→ WHAT TO WORK ON:
Among these lines, how many include "Simulation"? Answer only with the number.

→ PROVIDED DATA:
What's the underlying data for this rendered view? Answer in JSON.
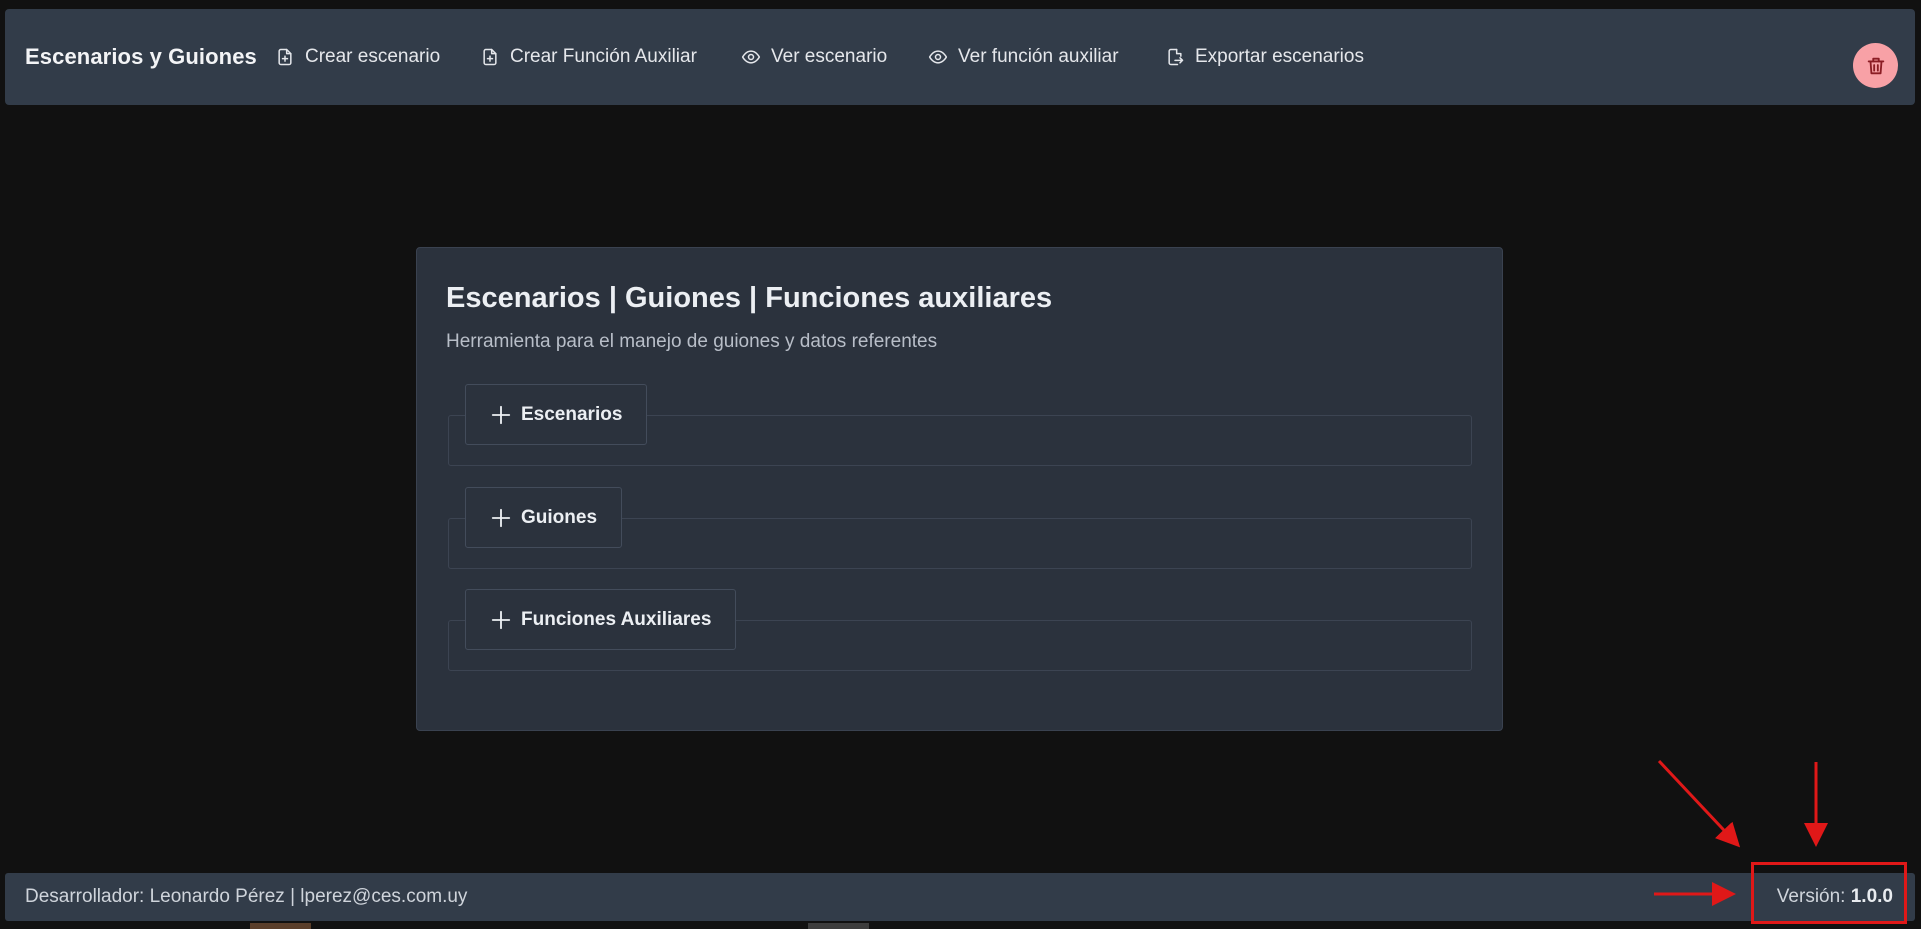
{
  "navbar": {
    "brand": "Escenarios y Guiones",
    "items": [
      {
        "label": "Crear escenario",
        "icon": "file-plus-icon"
      },
      {
        "label": "Crear Función Auxiliar",
        "icon": "file-plus-icon"
      },
      {
        "label": "Ver escenario",
        "icon": "eye-icon"
      },
      {
        "label": "Ver función auxiliar",
        "icon": "eye-icon"
      },
      {
        "label": "Exportar escenarios",
        "icon": "file-export-icon"
      }
    ],
    "delete_icon": "trash-icon"
  },
  "card": {
    "title": "Escenarios | Guiones | Funciones auxiliares",
    "subtitle": "Herramienta para el manejo de guiones y datos referentes",
    "sections": [
      {
        "label": "Escenarios",
        "icon": "plus-icon"
      },
      {
        "label": "Guiones",
        "icon": "plus-icon"
      },
      {
        "label": "Funciones Auxiliares",
        "icon": "plus-icon"
      }
    ]
  },
  "footer": {
    "developer": "Desarrollador: Leonardo Pérez | lperez@ces.com.uy",
    "version_label": "Versión: ",
    "version_value": "1.0.0"
  },
  "colors": {
    "background": "#111111",
    "panel": "#323c49",
    "card": "#2b323d",
    "delete_button": "#f8a1a6",
    "annotation": "#e01818"
  }
}
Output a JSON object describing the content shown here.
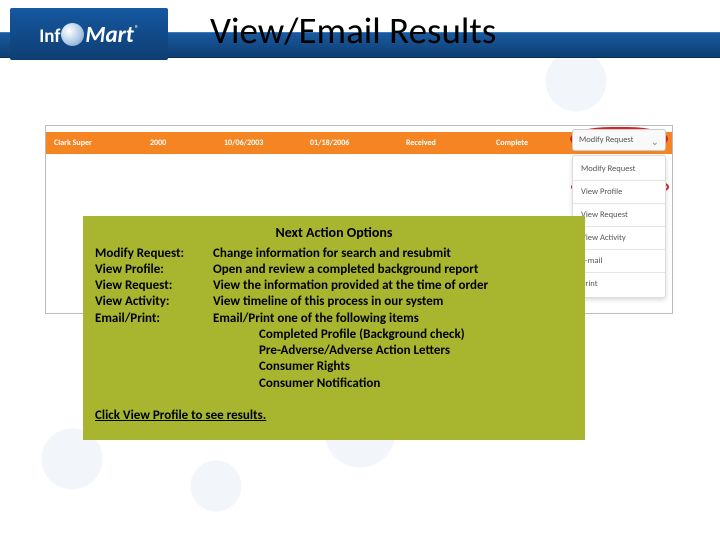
{
  "header": {
    "logo_info": "Inf",
    "logo_mart": "Mart",
    "title": "View/Email Results"
  },
  "data_row": {
    "name": "Clark Super",
    "id": "2000",
    "date1": "10/06/2003",
    "date2": "01/18/2006",
    "status1": "Received",
    "status2": "Complete"
  },
  "dropdown": {
    "selected": "Modify Request",
    "items": [
      "Modify Request",
      "View Profile",
      "View Request",
      "View Activity",
      "E-mail",
      "Print"
    ]
  },
  "info": {
    "title": "Next Action Options",
    "rows": [
      {
        "label": "Modify Request:",
        "desc": "Change information for search and resubmit"
      },
      {
        "label": "View Profile:",
        "desc": "Open and review a completed background report"
      },
      {
        "label": "View Request:",
        "desc": "View the information provided at the time of order"
      },
      {
        "label": "View Activity:",
        "desc": "View timeline of this process in our system"
      },
      {
        "label": "Email/Print:",
        "desc": "Email/Print one of the following items"
      }
    ],
    "subitems": [
      "Completed Profile (Background check)",
      "Pre-Adverse/Adverse Action Letters",
      "Consumer Rights",
      "Consumer Notification"
    ],
    "cta": "Click View Profile to see results."
  }
}
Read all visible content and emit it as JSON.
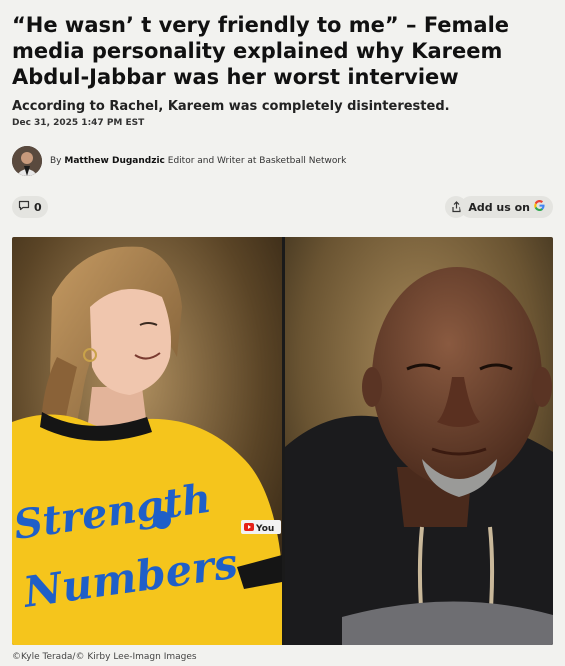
{
  "article": {
    "headline": "“He wasn’ t very friendly to me” – Female media personality explained why Kareem Abdul-Jabbar was her worst interview",
    "dek": "According to Rachel, Kareem was completely disinterested.",
    "date": "Dec 31, 2025 1:47 PM EST"
  },
  "byline": {
    "prefix": "By",
    "author": "Matthew Dugandzic",
    "role": "Editor and Writer at Basketball Network"
  },
  "actions": {
    "comment_count": "0",
    "add_us_label": "Add us on",
    "icons": [
      "comment-icon",
      "share-icon",
      "google-icon"
    ]
  },
  "image": {
    "credit": "©Kyle Terada/© Kirby Lee-Imagn Images",
    "shirt_text_line1": "Strength",
    "shirt_text_line2": "Numbers",
    "badge_text": "You"
  },
  "colors": {
    "background": "#f2f2ef",
    "shirt_yellow": "#f5c51c",
    "shirt_blue": "#1f5fc8",
    "google_blue": "#4285f4",
    "google_red": "#ea4335",
    "google_yellow": "#fbbc05",
    "google_green": "#34a853"
  }
}
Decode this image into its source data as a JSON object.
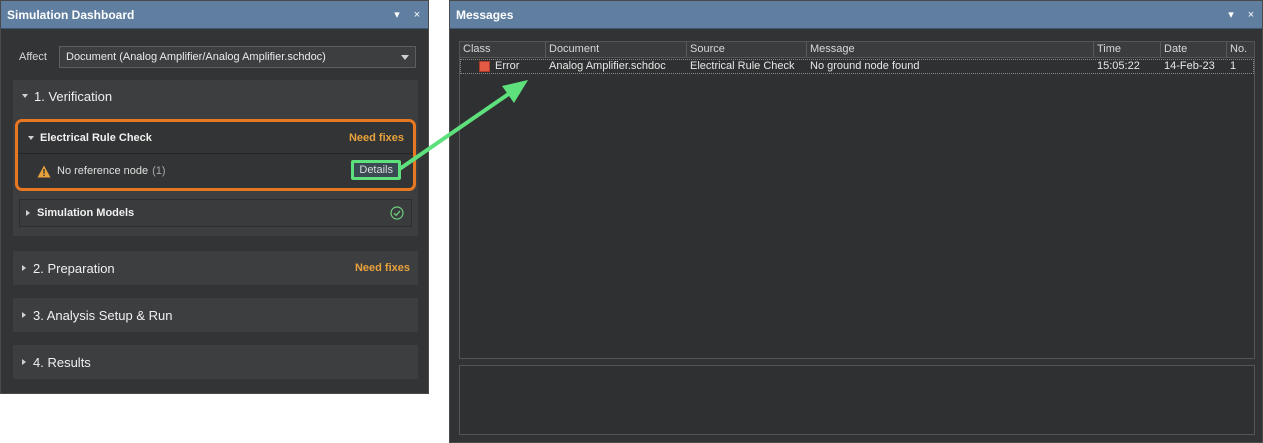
{
  "dashboard": {
    "title": "Simulation Dashboard",
    "affect_label": "Affect",
    "affect_value": "Document (Analog Amplifier/Analog Amplifier.schdoc)",
    "sections": {
      "verification": "1. Verification",
      "preparation": "2. Preparation",
      "preparation_status": "Need fixes",
      "analysis": "3. Analysis Setup & Run",
      "results": "4. Results"
    },
    "erc": {
      "title": "Electrical Rule Check",
      "status": "Need fixes",
      "item_label": "No reference node",
      "item_count": "(1)",
      "details_label": "Details"
    },
    "sim_models": {
      "title": "Simulation Models"
    },
    "colors": {
      "need_fixes": "#e8a23c",
      "highlight_orange": "#e87722",
      "highlight_green": "#5ee07d",
      "titlebar": "#5f7ea0"
    }
  },
  "messages": {
    "title": "Messages",
    "columns": [
      "Class",
      "Document",
      "Source",
      "Message",
      "Time",
      "Date",
      "No."
    ],
    "rows": [
      {
        "class": "Error",
        "document": "Analog Amplifier.schdoc",
        "source": "Electrical Rule Check",
        "message": "No ground node found",
        "time": "15:05:22",
        "date": "14-Feb-23",
        "no": "1"
      }
    ]
  },
  "window_controls": {
    "pin": "▾",
    "close": "×"
  }
}
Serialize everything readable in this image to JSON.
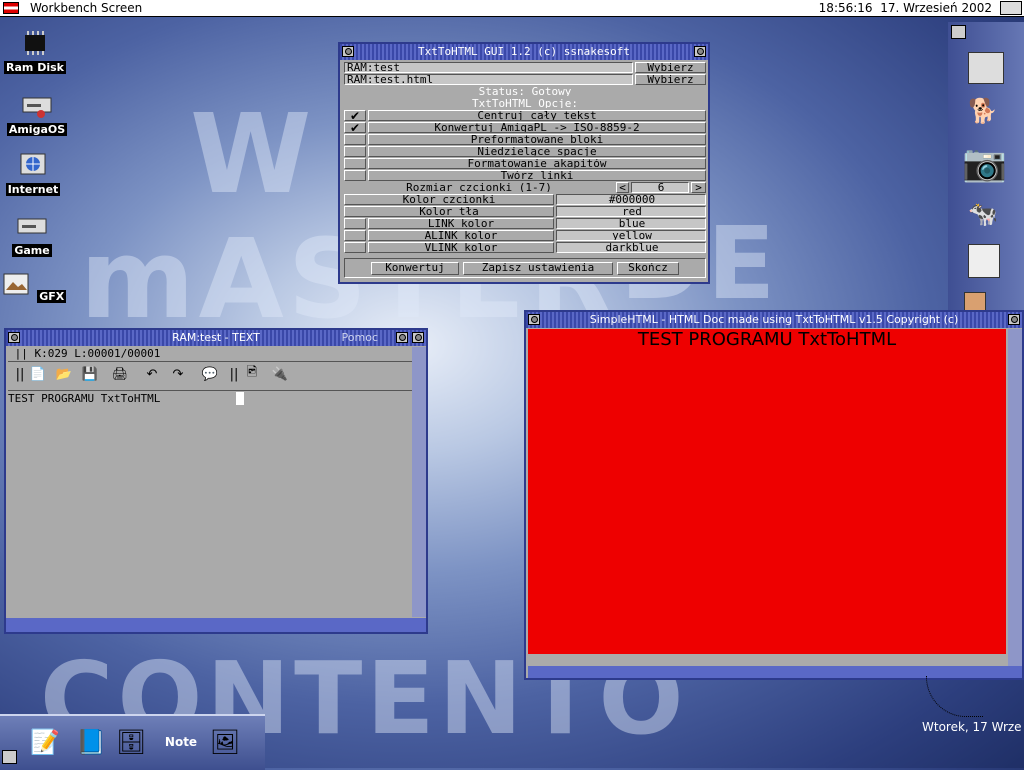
{
  "screen": {
    "title": "Workbench Screen",
    "time": "18:56:16",
    "date": "17. Wrzesień 2002"
  },
  "desktop_icons": [
    "Ram Disk",
    "AmigaOS",
    "Internet",
    "Game",
    "GFX"
  ],
  "gui": {
    "title": "TxtToHTML GUI 1.2  (c) ssnakesoft",
    "input_file": "RAM:test",
    "output_file": "RAM:test.html",
    "choose_label": "Wybierz",
    "status": "Status: Gotowy",
    "options_header": "TxtToHTML Opcje:",
    "options": [
      {
        "label": "Centruj cały tekst",
        "checked": true
      },
      {
        "label": "Konwertuj AmigaPL -> ISO-8859-2",
        "checked": true
      },
      {
        "label": "Preformatowane bloki",
        "checked": false
      },
      {
        "label": "Niedzielące spacje",
        "checked": false
      },
      {
        "label": "Formatowanie akapitów",
        "checked": false
      },
      {
        "label": "Twórz linki",
        "checked": false
      }
    ],
    "font_size_label": "Rozmiar czcionki (1-7)",
    "font_size_value": "6",
    "colors": [
      {
        "label": "Kolor czcionki",
        "value": "#000000"
      },
      {
        "label": "Kolor tła",
        "value": "red"
      },
      {
        "label": "LINK kolor",
        "value": "blue"
      },
      {
        "label": "ALINK kolor",
        "value": "yellow"
      },
      {
        "label": "VLINK kolor",
        "value": "darkblue"
      }
    ],
    "buttons": {
      "convert": "Konwertuj",
      "save": "Zapisz ustawienia",
      "quit": "Skończ"
    },
    "check_symbol": "✔"
  },
  "editor": {
    "title": "RAM:test - TEXT",
    "help_label": "Pomoc",
    "status": "K:029 L:00001/00001",
    "content": "TEST PROGRAMU TxtToHTML"
  },
  "browser": {
    "title": "SimpleHTML - HTML Doc made using TxtToHTML v1.5 Copyright (c)",
    "content": "TEST PROGRAMU TxtToHTML",
    "bg_color": "#ee0000"
  },
  "clock_widget": {
    "label": "Wtorek, 17 Wrze"
  },
  "dock": {
    "note_label": "Note"
  }
}
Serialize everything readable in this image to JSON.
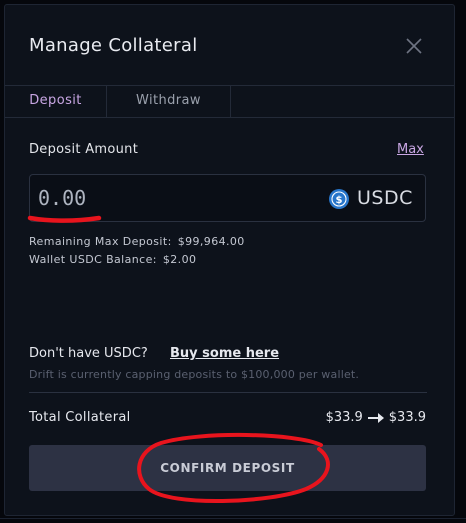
{
  "modal": {
    "title": "Manage Collateral",
    "tabs": [
      {
        "label": "Deposit",
        "active": true
      },
      {
        "label": "Withdraw",
        "active": false
      }
    ]
  },
  "deposit": {
    "amount_label": "Deposit Amount",
    "max_label": "Max",
    "amount_placeholder": "0.00",
    "amount_value": "",
    "token_symbol": "USDC",
    "remaining_label": "Remaining Max Deposit:",
    "remaining_value": "$99,964.00",
    "balance_label": "Wallet USDC Balance:",
    "balance_value": "$2.00"
  },
  "help": {
    "question": "Don't have USDC?",
    "buy_link": "Buy some here",
    "cap_note": "Drift is currently capping deposits to $100,000 per wallet."
  },
  "summary": {
    "total_label": "Total Collateral",
    "from_value": "$33.9",
    "to_value": "$33.9"
  },
  "actions": {
    "confirm_label": "CONFIRM DEPOSIT"
  },
  "colors": {
    "accent": "#c8a6e3",
    "background": "#0d121b",
    "annotation": "#e8141d",
    "usdc_blue": "#2775ca"
  },
  "icons": [
    "close-icon",
    "usdc-icon",
    "arrow-right-icon"
  ]
}
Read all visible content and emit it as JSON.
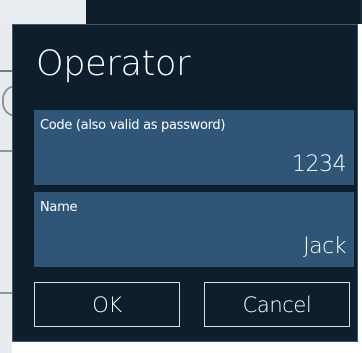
{
  "dialog": {
    "title": "Operator",
    "code_field": {
      "label": "Code (also valid as password)",
      "value": "1234"
    },
    "name_field": {
      "label": "Name",
      "value": "Jack"
    },
    "ok_label": "OK",
    "cancel_label": "Cancel"
  },
  "colors": {
    "dialog_background": "#0f1e2d",
    "field_background": "#2f5577",
    "text": "#ffffff",
    "button_border": "#d8dee4"
  }
}
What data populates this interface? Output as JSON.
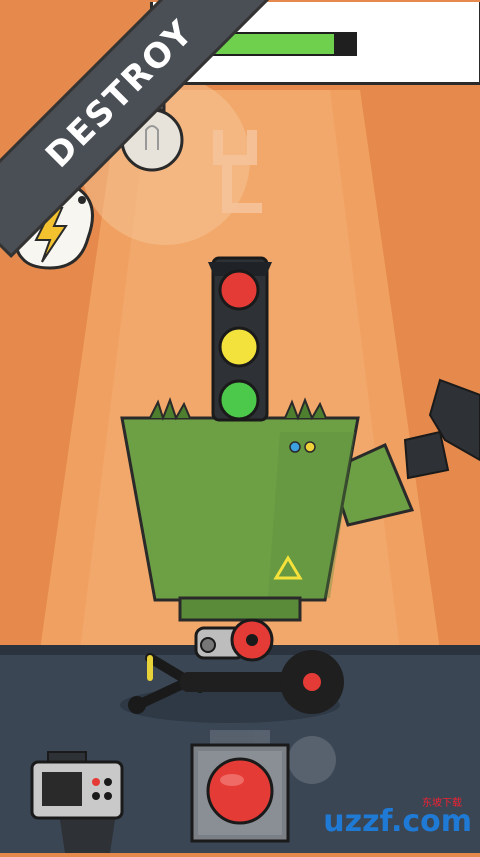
{
  "ribbon": {
    "label": "DESTROY"
  },
  "hud": {
    "health_fraction": 0.85
  },
  "watermark": {
    "logo_text": "uzzf.com",
    "small_text": "东坡下载"
  },
  "icons": {
    "lightbulb": "lightbulb-icon",
    "energy": "lightning-icon",
    "camera": "camera-icon",
    "button": "red-push-button-icon"
  },
  "colors": {
    "background": "#E58A4C",
    "stage_beam": "#F2B07E",
    "robot_body": "#6DA045",
    "traffic_red": "#E53B36",
    "traffic_yellow": "#F2E23B",
    "traffic_green": "#4CC94A",
    "floor": "#3A4654",
    "ribbon": "#4A4E55",
    "health": "#6FD04E"
  }
}
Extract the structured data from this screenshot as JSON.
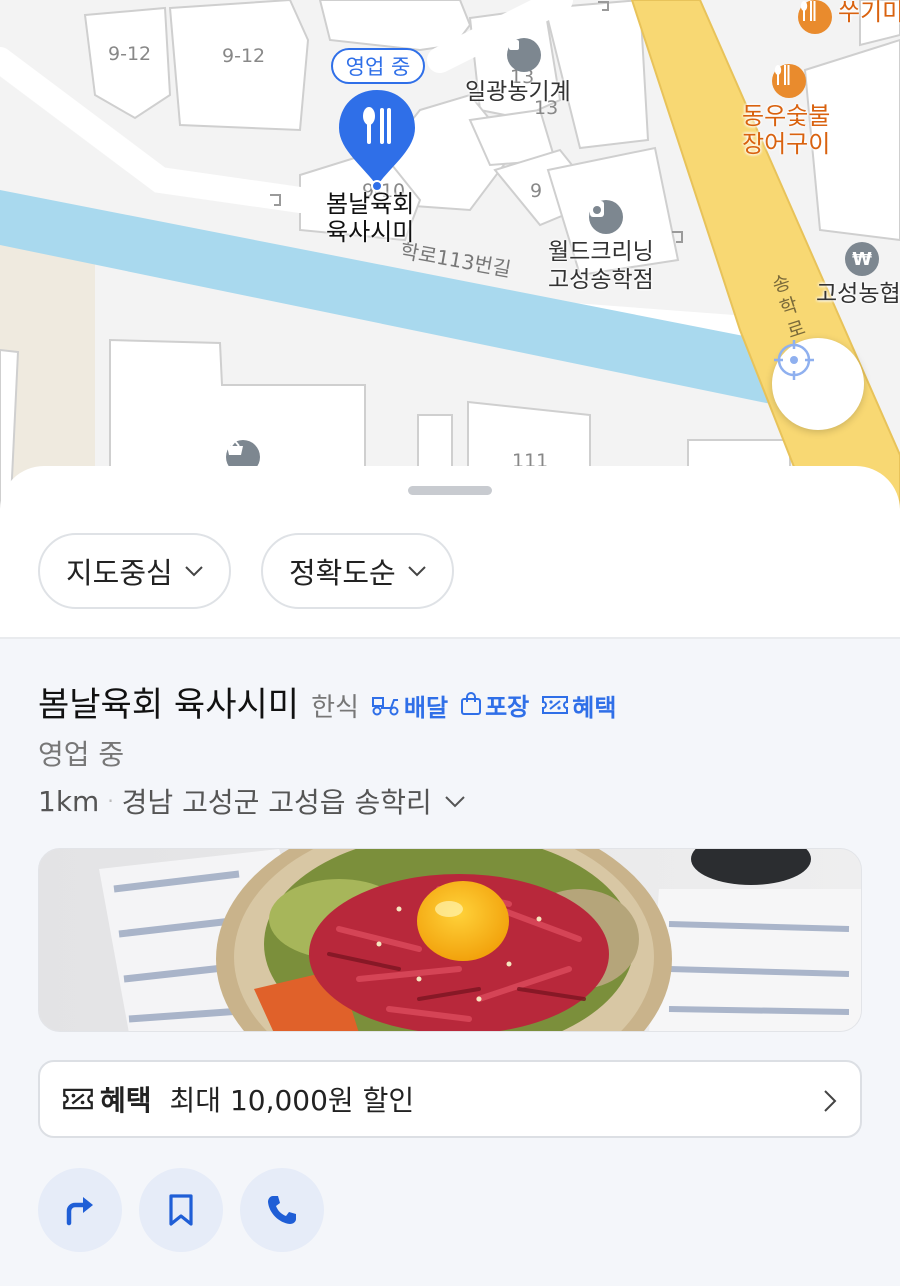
{
  "map": {
    "open_badge": "영업 중",
    "pin_label_line1": "봄날육회",
    "pin_label_line2": "육사시미",
    "street_label": "학로113번길",
    "road_label_vertical": "송학로",
    "lot_numbers": [
      "9-12",
      "9-12",
      "13",
      "13",
      "9",
      "9-10",
      "111"
    ],
    "pois": [
      {
        "name": "일광농기계",
        "icon": "square-dot-icon"
      },
      {
        "name_line1": "동우숯불",
        "name_line2": "장어구이",
        "icon": "fork-spoon-icon"
      },
      {
        "name": "쑤기미",
        "icon": "fork-spoon-icon"
      },
      {
        "name_line1": "월드크리닝",
        "name_line2": "고성송학점",
        "icon": "laundry-icon"
      },
      {
        "name": "고성농협",
        "icon": "won-icon"
      }
    ],
    "colors": {
      "road_yellow": "#f8d873",
      "river_blue": "#a9d9ee",
      "accent_blue": "#2f6fe8",
      "poi_orange": "#e98b2d"
    }
  },
  "filters": {
    "location": "지도중심",
    "sort": "정확도순"
  },
  "result": {
    "name": "봄날육회 육사시미",
    "category": "한식",
    "tags": [
      "배달",
      "포장",
      "혜택"
    ],
    "status": "영업 중",
    "distance": "1km",
    "address": "경남 고성군 고성읍 송학리",
    "benefit_label": "혜택",
    "benefit_text": "최대 10,000원 할인"
  },
  "actions": [
    "directions-icon",
    "bookmark-icon",
    "phone-icon"
  ]
}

→ CORRECT RESULT:
2